● **WRITTEN PROBLEM**
Extract every line below, verbatim.

□ □ □ □

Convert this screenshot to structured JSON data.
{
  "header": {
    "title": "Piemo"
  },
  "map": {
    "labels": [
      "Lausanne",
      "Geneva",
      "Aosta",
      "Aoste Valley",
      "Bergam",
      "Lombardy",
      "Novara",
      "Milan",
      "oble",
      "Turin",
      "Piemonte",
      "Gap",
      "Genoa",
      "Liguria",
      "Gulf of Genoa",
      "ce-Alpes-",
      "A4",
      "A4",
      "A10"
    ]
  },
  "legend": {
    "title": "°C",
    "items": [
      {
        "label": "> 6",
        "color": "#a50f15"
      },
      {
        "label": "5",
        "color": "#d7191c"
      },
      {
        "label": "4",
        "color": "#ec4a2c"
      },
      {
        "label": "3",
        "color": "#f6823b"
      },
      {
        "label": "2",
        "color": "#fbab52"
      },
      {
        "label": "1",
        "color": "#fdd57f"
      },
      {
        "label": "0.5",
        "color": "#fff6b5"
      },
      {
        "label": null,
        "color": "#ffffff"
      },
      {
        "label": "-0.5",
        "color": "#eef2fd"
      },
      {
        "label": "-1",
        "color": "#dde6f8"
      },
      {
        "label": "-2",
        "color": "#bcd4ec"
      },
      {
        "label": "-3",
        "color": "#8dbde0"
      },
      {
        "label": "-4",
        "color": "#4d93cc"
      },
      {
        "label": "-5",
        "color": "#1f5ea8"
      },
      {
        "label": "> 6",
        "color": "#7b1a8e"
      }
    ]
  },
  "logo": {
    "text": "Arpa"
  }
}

□ □ □ □

● **THE RESULT**
Convert this screenshot to structured JSON data.
{
  "header": {
    "title": "Piemo"
  },
  "map": {
    "labels": [
      "Lausanne",
      "Geneva",
      "Aosta",
      "Aoste Valley",
      "Bergam",
      "Lombardy",
      "Novara",
      "Milan",
      "oble",
      "Turin",
      "Piemonte",
      "Gap",
      "Genoa",
      "Liguria",
      "Gulf of Genoa",
      "ce-Alpes-",
      "A4",
      "A4",
      "A10"
    ]
  },
  "legend": {
    "title": "°C",
    "items": [
      {
        "label": "> 6",
        "color": "#a50f15"
      },
      {
        "label": "5",
        "color": "#d7191c"
      },
      {
        "label": "4",
        "color": "#ec4a2c"
      },
      {
        "label": "3",
        "color": "#f6823b"
      },
      {
        "label": "2",
        "color": "#fbab52"
      },
      {
        "label": "1",
        "color": "#fdd57f"
      },
      {
        "label": "0.5",
        "color": "#fff6b5"
      },
      {
        "label": null,
        "color": "#ffffff"
      },
      {
        "label": "-0.5",
        "color": "#eef2fd"
      },
      {
        "label": "-1",
        "color": "#dde6f8"
      },
      {
        "label": "-2",
        "color": "#bcd4ec"
      },
      {
        "label": "-3",
        "color": "#8dbde0"
      },
      {
        "label": "-4",
        "color": "#4d93cc"
      },
      {
        "label": "-5",
        "color": "#1f5ea8"
      },
      {
        "label": "> 6",
        "color": "#7b1a8e"
      }
    ]
  },
  "logo": {
    "text": "Arpa"
  }
}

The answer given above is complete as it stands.